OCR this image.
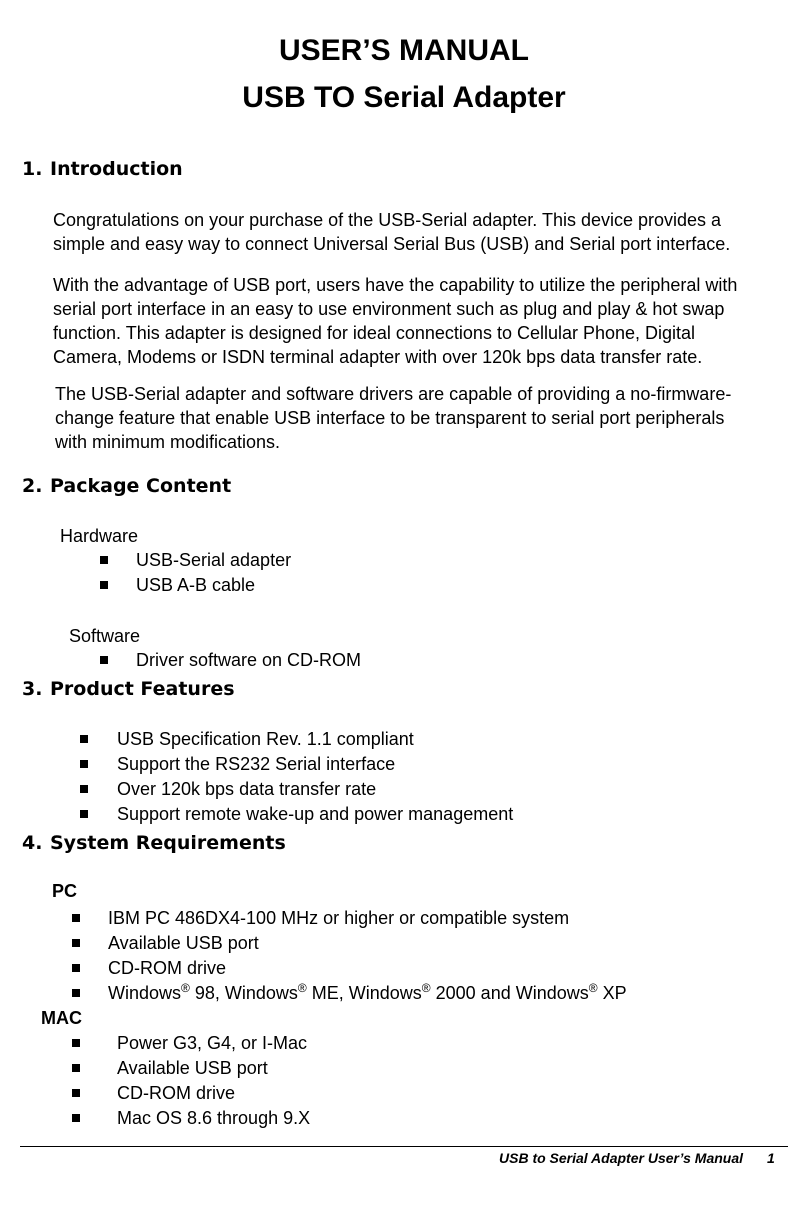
USER’S MANUAL
USB TO Serial Adapter
1. Introduction
Congratulations on your purchase of the USB-Serial adapter. This device provides a
simple and easy way to connect Universal Serial Bus (USB) and Serial port interface.
With the advantage of USB port, users have the capability to utilize the peripheral with
serial port interface in an easy to use environment such as plug and play & hot swap
function. This adapter is designed for ideal connections to Cellular Phone, Digital
Camera, Modems or ISDN terminal adapter with over 120k bps data transfer rate.
The USB-Serial adapter and software drivers are capable of providing a no-firmware-
change feature that enable USB interface to be transparent to serial port peripherals
with minimum modifications.
2. Package Content
Hardware
USB-Serial adapter
USB A-B cable
Software
Driver software on CD-ROM
3. Product Features
USB Specification Rev. 1.1 compliant
Support the RS232 Serial interface
Over 120k bps data transfer rate
Support remote wake-up and power management
4. System Requirements
PC
IBM PC 486DX4-100 MHz or higher or compatible system
Available USB port
CD-ROM drive
Windows® 98, Windows® ME, Windows® 2000 and Windows® XP
MAC
Power G3, G4, or I-Mac
Available USB port
CD-ROM drive
Mac OS 8.6 through 9.X
USB to Serial Adapter User’s Manual 1
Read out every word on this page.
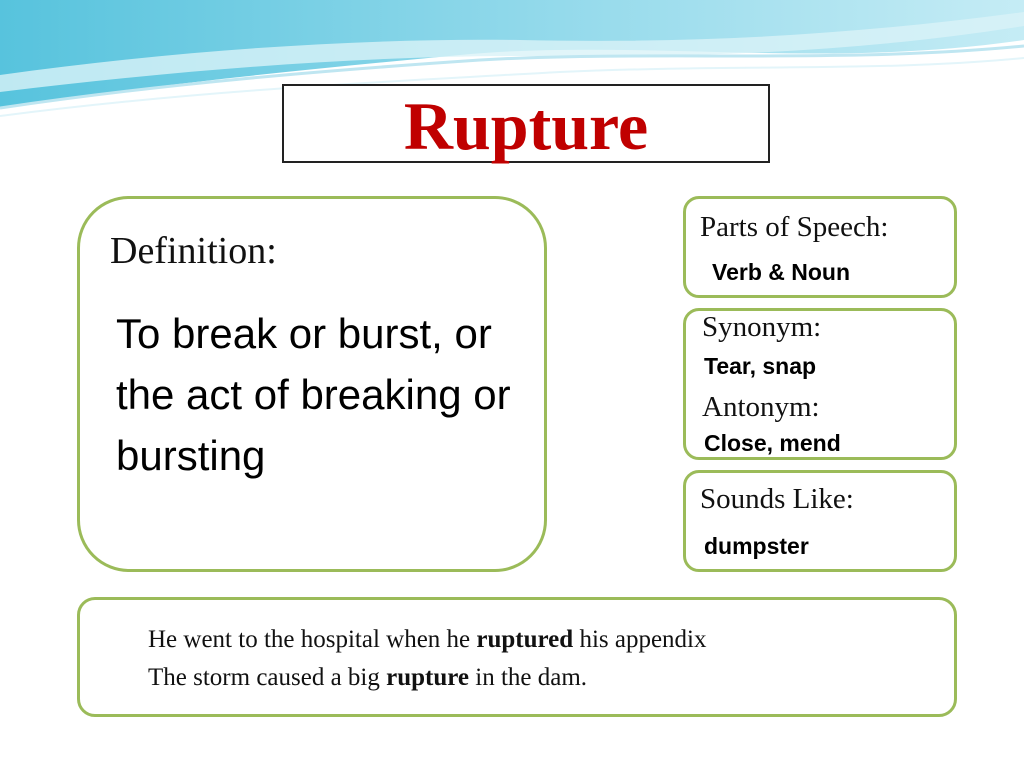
Rupture
Definition:
To break or burst, or the act of breaking or bursting
Parts of Speech:
Verb & Noun
Synonym:
Tear, snap
Antonym:
Close, mend
Sounds Like:
dumpster
He went to the hospital when he ruptured his appendix
The storm caused a big rupture in the dam.
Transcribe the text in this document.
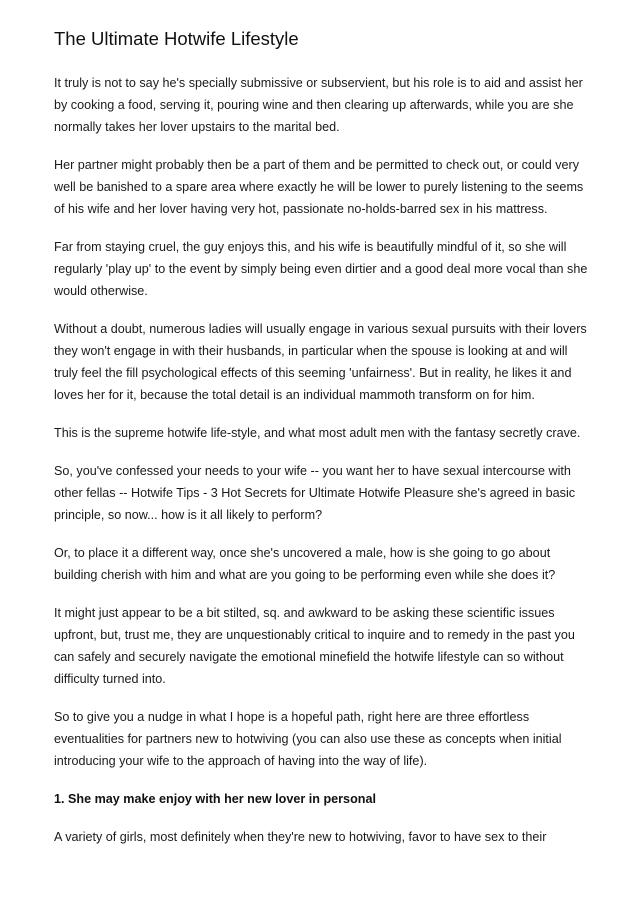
The Ultimate Hotwife Lifestyle

It truly is not to say he's specially submissive or subservient, but his role is to aid and assist her by cooking a food, serving it, pouring wine and then clearing up afterwards, while you are she normally takes her lover upstairs to the marital bed.

Her partner might probably then be a part of them and be permitted to check out, or could very well be banished to a spare area where exactly he will be lower to purely listening to the seems of his wife and her lover having very hot, passionate no-holds-barred sex in his mattress.

Far from staying cruel, the guy enjoys this, and his wife is beautifully mindful of it, so she will regularly 'play up' to the event by simply being even dirtier and a good deal more vocal than she would otherwise.

Without a doubt, numerous ladies will usually engage in various sexual pursuits with their lovers they won't engage in with their husbands, in particular when the spouse is looking at and will truly feel the fill psychological effects of this seeming 'unfairness'. But in reality, he likes it and loves her for it, because the total detail is an individual mammoth transform on for him.

This is the supreme hotwife life-style, and what most adult men with the fantasy secretly crave.

So, you've confessed your needs to your wife -- you want her to have sexual intercourse with other fellas -- Hotwife Tips - 3 Hot Secrets for Ultimate Hotwife Pleasure she's agreed in basic principle, so now... how is it all likely to perform?

Or, to place it a different way, once she's uncovered a male, how is she going to go about building cherish with him and what are you going to be performing even while she does it?

It might just appear to be a bit stilted, sq. and awkward to be asking these scientific issues upfront, but, trust me, they are unquestionably critical to inquire and to remedy in the past you can safely and securely navigate the emotional minefield the hotwife lifestyle can so without difficulty turned into.

So to give you a nudge in what I hope is a hopeful path, right here are three effortless eventualities for partners new to hotwiving (you can also use these as concepts when initial introducing your wife to the approach of having into the way of life).

1. She may make enjoy with her new lover in personal

A variety of girls, most definitely when they're new to hotwiving, favor to have sex to their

____________________

__What is expected__
Every record gets retyped exactly; no picture goes into the copy.

__Answer in full__
OCR this image.
USER’S MANUAL
USB TO Serial Adapter
1. Introduction
Congratulations on your purchase of the USB-Serial adapter. This device provides a
simple and easy way to connect Universal Serial Bus (USB) and Serial port interface.
With the advantage of USB port, users have the capability to utilize the peripheral with
serial port interface in an easy to use environment such as plug and play & hot swap
function. This adapter is designed for ideal connections to Cellular Phone, Digital
Camera, Modems or ISDN terminal adapter with over 120k bps data transfer rate.
The USB-Serial adapter and software drivers are capable of providing a no-firmware-
change feature that enable USB interface to be transparent to serial port peripherals
with minimum modifications.
2. Package Content
Hardware
USB-Serial adapter
USB A-B cable
Software
Driver software on CD-ROM
3. Product Features
USB Specification Rev. 1.1 compliant
Support the RS232 Serial interface
Over 120k bps data transfer rate
Support remote wake-up and power management
4. System Requirements
PC
IBM PC 486DX4-100 MHz or higher or compatible system
Available USB port
CD-ROM drive
Windows® 98, Windows® ME, Windows® 2000 and Windows® XP
MAC
Power G3, G4, or I-Mac
Available USB port
CD-ROM drive
Mac OS 8.6 through 9.X
USB to Serial Adapter User’s Manual 1
Read out every word on this page.
Rupture
Definition:
To break or burst, or the act of breaking or bursting
Parts of Speech:
Verb & Noun
Synonym:
Tear, snap
Antonym:
Close, mend
Sounds Like:
dumpster
He went to the hospital when he ruptured his appendix
The storm caused a big rupture in the dam.
Transcribe the text in this document.
The Ultimate Hotwife Lifestyle

It truly is not to say he's specially submissive or subservient, but his role is to aid and assist her by cooking a food, serving it, pouring wine and then clearing up afterwards, while you are she normally takes her lover upstairs to the marital bed.

Her partner might probably then be a part of them and be permitted to check out, or could very well be banished to a spare area where exactly he will be lower to purely listening to the seems of his wife and her lover having very hot, passionate no-holds-barred sex in his mattress.

Far from staying cruel, the guy enjoys this, and his wife is beautifully mindful of it, so she will regularly 'play up' to the event by simply being even dirtier and a good deal more vocal than she would otherwise.

Without a doubt, numerous ladies will usually engage in various sexual pursuits with their lovers they won't engage in with their husbands, in particular when the spouse is looking at and will truly feel the fill psychological effects of this seeming 'unfairness'. But in reality, he likes it and loves her for it, because the total detail is an individual mammoth transform on for him.

This is the supreme hotwife life-style, and what most adult men with the fantasy secretly crave.

So, you've confessed your needs to your wife -- you want her to have sexual intercourse with other fellas -- Hotwife Tips - 3 Hot Secrets for Ultimate Hotwife Pleasure she's agreed in basic principle, so now... how is it all likely to perform?

Or, to place it a different way, once she's uncovered a male, how is she going to go about building cherish with him and what are you going to be performing even while she does it?

It might just appear to be a bit stilted, sq. and awkward to be asking these scientific issues upfront, but, trust me, they are unquestionably critical to inquire and to remedy in the past you can safely and securely navigate the emotional minefield the hotwife lifestyle can so without difficulty turned into.

So to give you a nudge in what I hope is a hopeful path, right here are three effortless eventualities for partners new to hotwiving (you can also use these as concepts when initial introducing your wife to the approach of having into the way of life).

1. She may make enjoy with her new lover in personal

A variety of girls, most definitely when they're new to hotwiving, favor to have sex to their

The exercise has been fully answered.